=== WHAT IS REQUIRED ===
Wherever "this" appears in a line, list that line.

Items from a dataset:
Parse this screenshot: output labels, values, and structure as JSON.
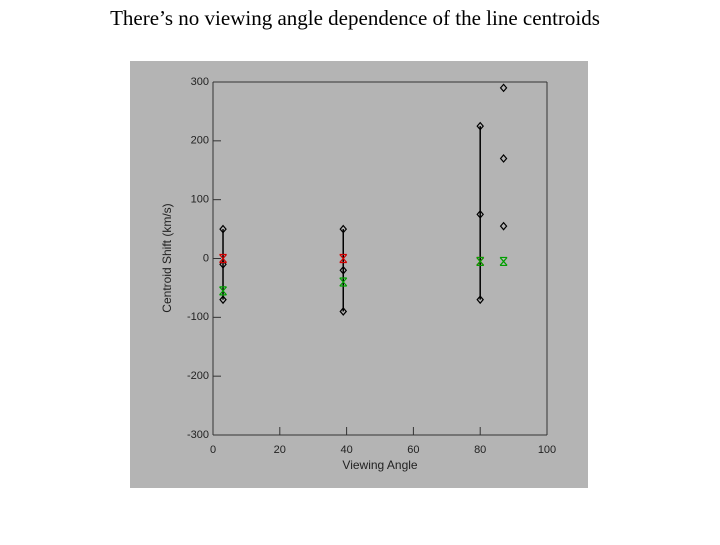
{
  "chart_data": {
    "type": "scatter",
    "title": "There’s no viewing angle dependence of the line centroids",
    "x_label": "Viewing Angle",
    "y_label": "Centroid Shift (km/s)",
    "xlim": [
      0,
      100
    ],
    "xticks": [
      0,
      20,
      40,
      60,
      80,
      100
    ],
    "ylim": [
      -300,
      300
    ],
    "yticks": [
      -300,
      -200,
      -100,
      0,
      100,
      200,
      300
    ],
    "grid": false,
    "series": [
      {
        "color": "#000000",
        "marker": "diamond",
        "x": [
          3,
          3,
          3,
          39,
          39,
          39,
          80,
          80,
          80,
          87,
          87,
          87
        ],
        "values": [
          50,
          -10,
          -70,
          50,
          -20,
          -90,
          225,
          75,
          -70,
          290,
          170,
          55
        ]
      },
      {
        "color": "#d00000",
        "marker": "cross",
        "x": [
          3,
          39,
          80
        ],
        "values": [
          0,
          0,
          -5
        ]
      },
      {
        "color": "#00a000",
        "marker": "cross",
        "x": [
          3,
          39,
          80,
          87
        ],
        "values": [
          -55,
          -40,
          -5,
          -5
        ]
      }
    ]
  }
}
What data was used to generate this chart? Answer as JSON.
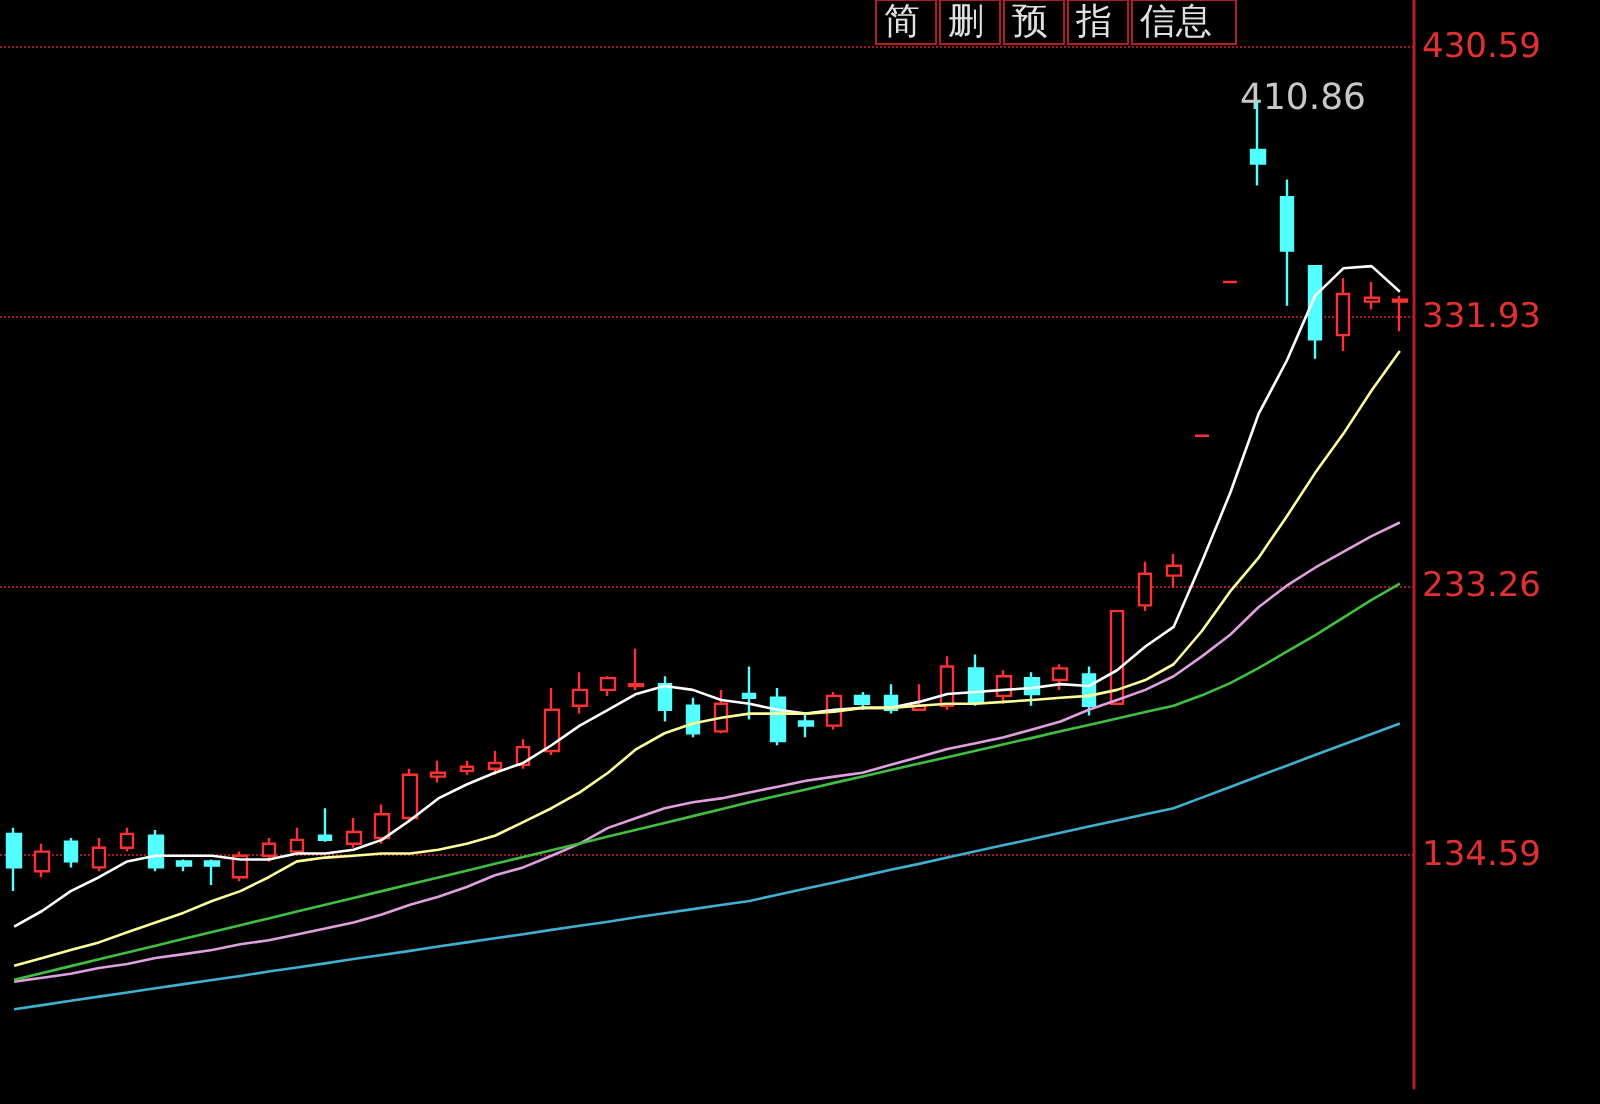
{
  "chart_data": {
    "type": "candlestick",
    "categories": [
      null,
      null,
      null,
      null,
      null,
      null,
      null,
      null,
      null,
      null,
      null,
      null,
      null,
      null,
      null,
      null,
      null,
      null,
      null,
      null,
      null,
      null,
      null,
      null,
      null,
      null,
      null,
      null,
      null,
      null,
      null,
      null,
      null,
      null,
      null,
      null,
      null,
      null,
      null,
      null,
      null,
      null,
      null,
      null,
      null,
      null,
      null,
      null,
      null,
      null
    ],
    "ohlc": [
      [
        142.2,
        144.4,
        121.2,
        129.9
      ],
      [
        128.5,
        138.6,
        126.3,
        135.7
      ],
      [
        139.3,
        140.7,
        129.9,
        132.1
      ],
      [
        129.9,
        140.7,
        128.5,
        137.1
      ],
      [
        137.1,
        144.4,
        135.7,
        142.2
      ],
      [
        141.5,
        143.6,
        128.5,
        129.9
      ],
      [
        132.1,
        132.8,
        128.5,
        130.6
      ],
      [
        132.1,
        132.8,
        123.4,
        130.6
      ],
      [
        126.3,
        135.7,
        124.8,
        134.2
      ],
      [
        134.2,
        140.7,
        132.1,
        138.6
      ],
      [
        135.7,
        144.4,
        134.2,
        140.0
      ],
      [
        141.5,
        151.6,
        139.3,
        140.0
      ],
      [
        138.6,
        148.0,
        137.1,
        142.9
      ],
      [
        140.7,
        153.0,
        138.6,
        149.4
      ],
      [
        148.0,
        166.1,
        146.5,
        163.9
      ],
      [
        163.2,
        169.0,
        161.0,
        164.6
      ],
      [
        165.3,
        169.0,
        163.9,
        166.8
      ],
      [
        166.1,
        172.6,
        163.9,
        168.2
      ],
      [
        167.5,
        176.9,
        166.1,
        174.0
      ],
      [
        172.6,
        195.7,
        171.1,
        187.7
      ],
      [
        189.2,
        201.5,
        186.3,
        195.0
      ],
      [
        195.0,
        200.0,
        192.8,
        199.3
      ],
      [
        196.4,
        210.1,
        195.0,
        197.1
      ],
      [
        197.1,
        200.0,
        183.4,
        187.7
      ],
      [
        189.2,
        192.1,
        177.6,
        179.1
      ],
      [
        179.8,
        195.0,
        179.1,
        189.9
      ],
      [
        193.5,
        203.6,
        184.1,
        192.1
      ],
      [
        192.1,
        195.7,
        174.7,
        176.2
      ],
      [
        183.4,
        186.3,
        177.6,
        181.9
      ],
      [
        181.9,
        194.2,
        180.5,
        192.8
      ],
      [
        192.8,
        194.2,
        187.7,
        189.9
      ],
      [
        192.8,
        197.1,
        186.3,
        187.7
      ],
      [
        187.7,
        197.1,
        187.7,
        189.2
      ],
      [
        189.2,
        207.3,
        187.7,
        203.6
      ],
      [
        202.9,
        208.0,
        189.2,
        190.6
      ],
      [
        192.8,
        202.2,
        189.9,
        200.0
      ],
      [
        199.3,
        201.5,
        189.2,
        193.5
      ],
      [
        198.6,
        204.4,
        195.0,
        202.9
      ],
      [
        200.7,
        203.6,
        185.6,
        189.2
      ],
      [
        189.9,
        223.9,
        189.9,
        223.9
      ],
      [
        226.0,
        242.0,
        223.9,
        237.6
      ],
      [
        236.9,
        244.8,
        232.5,
        240.5
      ],
      [
        288.2,
        288.2,
        288.2,
        288.2
      ],
      [
        344.6,
        344.6,
        344.6,
        344.6
      ],
      [
        393.0,
        410.86,
        380.0,
        388.0
      ],
      [
        375.7,
        382.2,
        335.9,
        356.1
      ],
      [
        350.4,
        350.4,
        316.4,
        323.6
      ],
      [
        325.1,
        346.0,
        319.3,
        340.2
      ],
      [
        337.4,
        344.6,
        334.5,
        338.8
      ],
      [
        337.4,
        339.5,
        326.5,
        338.1
      ]
    ],
    "colors": [
      "#54ffff",
      "#ff3232",
      "#54ffff",
      "#ff3232",
      "#ff3232",
      "#54ffff",
      "#54ffff",
      "#54ffff",
      "#ff3232",
      "#ff3232",
      "#ff3232",
      "#54ffff",
      "#ff3232",
      "#ff3232",
      "#ff3232",
      "#ff3232",
      "#ff3232",
      "#ff3232",
      "#ff3232",
      "#ff3232",
      "#ff3232",
      "#ff3232",
      "#ff3232",
      "#54ffff",
      "#54ffff",
      "#ff3232",
      "#54ffff",
      "#54ffff",
      "#54ffff",
      "#ff3232",
      "#54ffff",
      "#54ffff",
      "#ff3232",
      "#ff3232",
      "#54ffff",
      "#ff3232",
      "#54ffff",
      "#ff3232",
      "#54ffff",
      "#ff3232",
      "#ff3232",
      "#ff3232",
      "#ff3232",
      "#ff3232",
      "#54ffff",
      "#54ffff",
      "#54ffff",
      "#ff3232",
      "#ff3232",
      "#ff3232"
    ],
    "series": [
      {
        "type": "line",
        "color": "#ffffff",
        "values": [
          108.2,
          114.0,
          121.2,
          126.3,
          132.1,
          134.2,
          134.2,
          134.2,
          132.8,
          132.8,
          135.0,
          135.0,
          136.4,
          140.0,
          147.2,
          155.2,
          160.3,
          164.6,
          168.2,
          174.7,
          181.9,
          187.7,
          193.5,
          196.4,
          195.0,
          191.3,
          189.9,
          187.7,
          186.3,
          187.7,
          188.4,
          188.4,
          190.6,
          193.5,
          194.2,
          195.0,
          195.7,
          197.1,
          196.4,
          202.2,
          210.9,
          218.1,
          242.0,
          267.2,
          296.1,
          315.7,
          339.5,
          349.6,
          350.4,
          341.0
        ]
      },
      {
        "type": "line",
        "color": "#ffff99",
        "values": [
          93.8,
          96.7,
          99.6,
          102.4,
          106.1,
          109.7,
          113.3,
          117.6,
          121.2,
          126.3,
          132.1,
          133.5,
          134.2,
          135.0,
          135.0,
          136.4,
          138.6,
          141.5,
          146.5,
          151.6,
          157.4,
          164.6,
          173.3,
          179.1,
          182.7,
          184.8,
          186.3,
          186.3,
          186.3,
          187.0,
          188.4,
          188.4,
          189.2,
          189.9,
          189.9,
          190.6,
          191.3,
          192.1,
          192.8,
          195.0,
          198.6,
          204.4,
          216.6,
          231.1,
          243.4,
          258.6,
          274.5,
          288.9,
          304.8,
          319.3
        ]
      },
      {
        "type": "line",
        "color": "#e0a0e0",
        "values": [
          88.0,
          89.4,
          90.9,
          93.0,
          94.5,
          96.7,
          98.1,
          99.6,
          101.7,
          103.2,
          105.3,
          107.5,
          109.7,
          112.6,
          116.2,
          119.1,
          122.7,
          127.0,
          129.9,
          134.2,
          138.6,
          144.4,
          148.0,
          151.6,
          153.8,
          155.2,
          157.4,
          159.5,
          161.7,
          163.2,
          164.6,
          167.5,
          170.4,
          173.3,
          175.4,
          177.6,
          180.5,
          183.4,
          187.7,
          191.3,
          195.0,
          200.0,
          207.3,
          215.2,
          225.3,
          233.2,
          239.8,
          245.6,
          251.4,
          256.4
        ]
      },
      {
        "type": "line",
        "color": "#40c040",
        "values": [
          88.7,
          91.2,
          93.7,
          96.2,
          98.7,
          101.2,
          103.7,
          106.2,
          108.7,
          111.2,
          113.7,
          116.2,
          118.7,
          121.2,
          123.7,
          126.2,
          128.7,
          131.2,
          133.7,
          136.2,
          138.7,
          141.2,
          143.7,
          146.2,
          148.7,
          151.2,
          153.8,
          156.2,
          158.5,
          160.9,
          163.2,
          165.6,
          168.0,
          170.3,
          172.7,
          175.1,
          177.4,
          179.8,
          182.1,
          184.5,
          186.9,
          189.2,
          193.0,
          197.5,
          203.0,
          209.0,
          215.0,
          221.5,
          228.0,
          234.0
        ]
      },
      {
        "type": "line",
        "color": "#40b0d0",
        "values": [
          77.9,
          79.4,
          81.0,
          82.5,
          84.0,
          85.6,
          87.1,
          88.6,
          90.1,
          91.7,
          93.2,
          94.7,
          96.3,
          97.8,
          99.3,
          100.9,
          102.4,
          103.9,
          105.4,
          107.0,
          108.5,
          110.0,
          111.6,
          113.1,
          114.6,
          116.1,
          117.6,
          119.9,
          122.2,
          124.4,
          126.7,
          129.0,
          131.2,
          133.5,
          135.8,
          138.1,
          140.3,
          142.6,
          144.9,
          147.1,
          149.4,
          151.6,
          155.5,
          159.4,
          163.3,
          167.2,
          171.1,
          175.0,
          178.8,
          182.7
        ]
      }
    ],
    "ylim": [
      49,
      448
    ],
    "yticks": [
      134.59,
      233.26,
      331.93,
      430.59
    ],
    "grid": "y",
    "marker": "none",
    "annotations": [
      "410.86",
      "简",
      "删",
      "预",
      "指",
      "信息"
    ]
  }
}
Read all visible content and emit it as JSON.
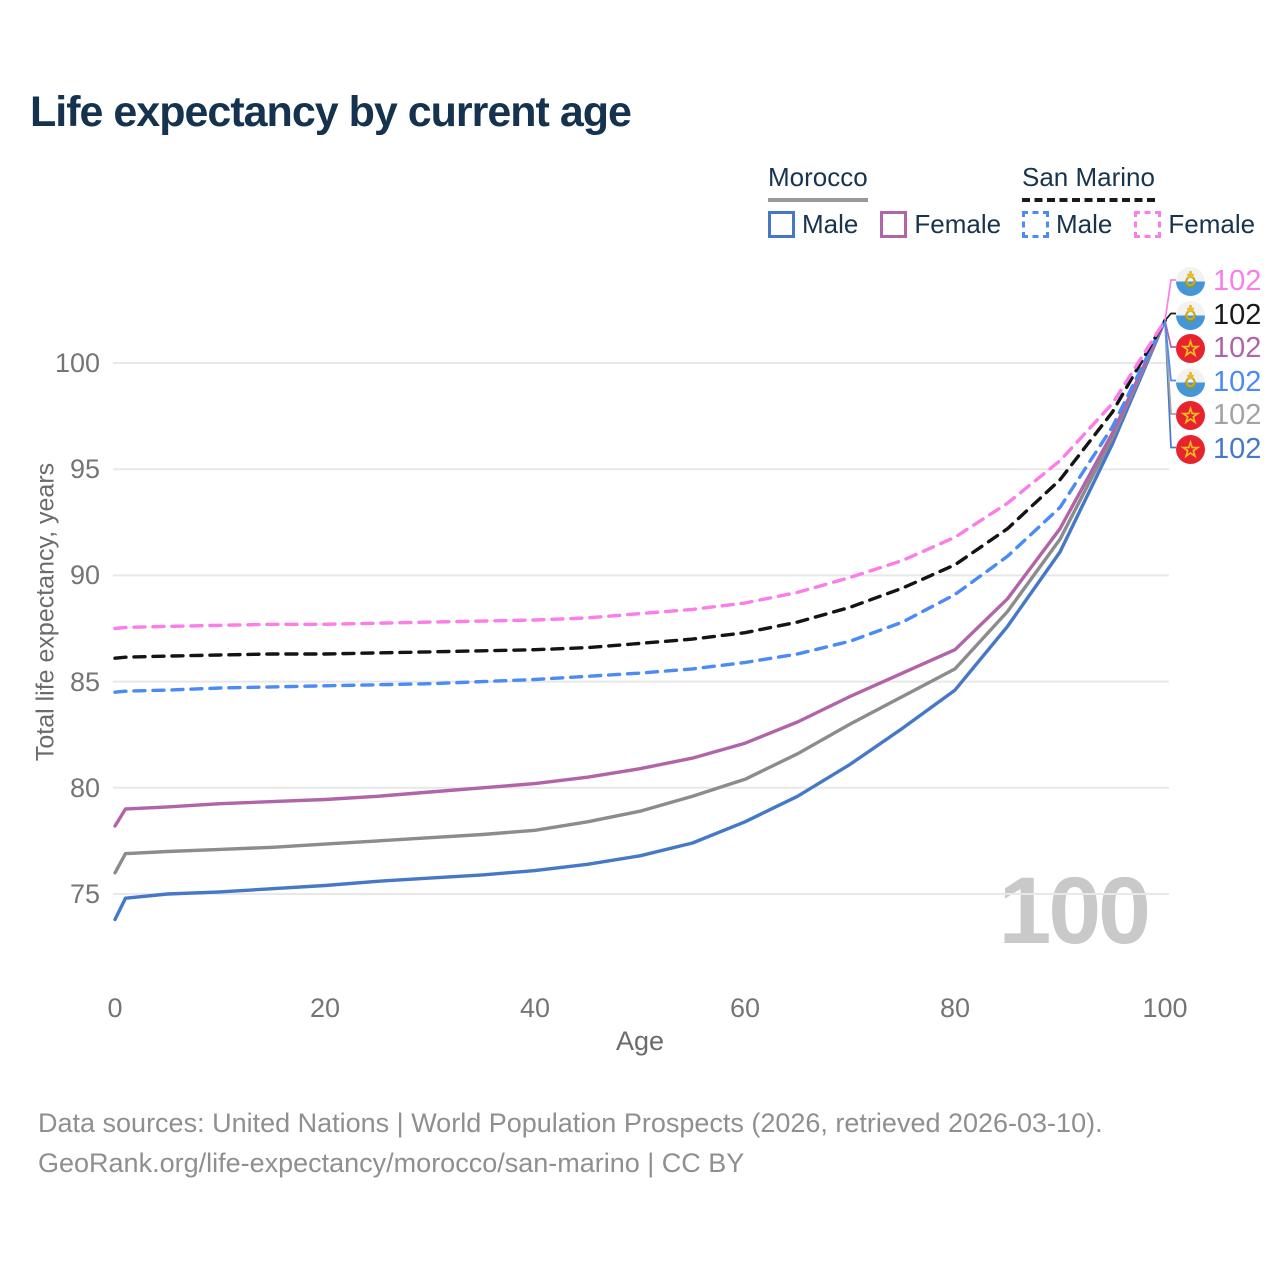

=== SOLUTION ===
Parse this screenshot: output labels, values, and structure as JSON.
What data was used to generate this chart? Answer as JSON.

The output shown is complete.